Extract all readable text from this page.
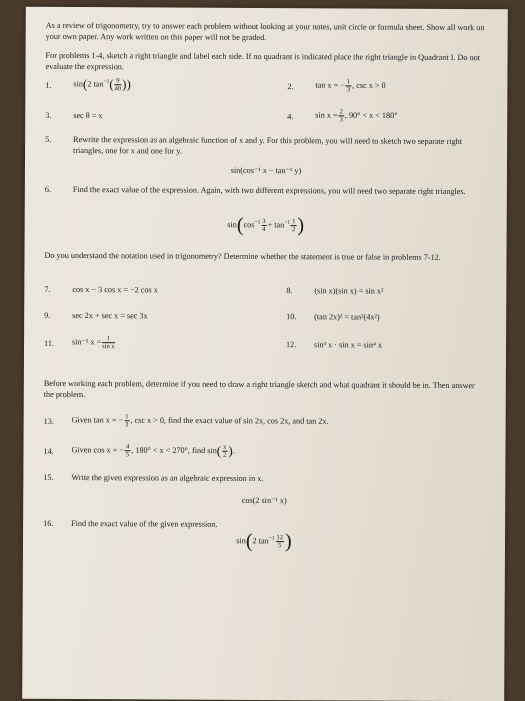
As a review of trigonometry, try to answer each problem without looking at your notes, unit circle or formula sheet. Show all work on your own paper. Any work written on this paper will not be graded.
For problems 1-4, sketch a right triangle and label each side. If no quadrant is indicated place the right triangle in Quadrant I. Do not evaluate the expression.
1.	sin(2 $\tan^{-1}( \frac{9}{40}$ ))	2.	tan x = − $\frac{1}{3}$ , csc x > 0
3.	sec θ = x	4.	$\sin x = \frac{2}{3}$ , 90° < x < 180°
5.	Rewrite the expression as an algebraic function of x and y. For this problem, you will need to sketch two separate right triangles, one for x and one for y.
sin(cos⁻¹ x − tan⁻¹ y)
6.	Find the exact value of the expression. Again, with two different expressions, you will need two separate right triangles.
$\sin(\cos^{-1} \frac{3}{4} + \tan^{-1} \frac{1}{2}$ )
Do you understand the notation used in trigonometry? Determine whether the statement is true or false in problems 7-12.
7.	cos x − 3 cos x = −2 cos x	8.	(sin x)(sin x) = sin x²
9.	sec 2x + sec x = sec 3x	10. (tan 2x)² = tan²(4x²)
11. sin⁻¹ $x = \frac{1}{\text{sin x}}$	12. sin³ x · sin x = sin⁴ x
Before working each problem, determine if you need to draw a right triangle sketch and what quadrant it should be in. Then answer the problem.
13. Given tan x = − $\frac{1}{3}$ , csc x > 0, find the exact value of sin 2x, cos 2x, and tan 2x.
14. Given cos x = − $\frac{4}{5}$ , 180° < x < 270°, find $\sin( \frac{x}{2}$ ).
15. Write the given expression as an algebraic expression in x.
cos(2 sin⁻¹ x)
16. Find the exact value of the given expression.
sin(2 $\tan^{-1} \frac{12}{5}$ )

********

* Task goal
Each line containing the word "quadrant" counts once; say how many such lines there are, giving only the number.

* Output of the task
2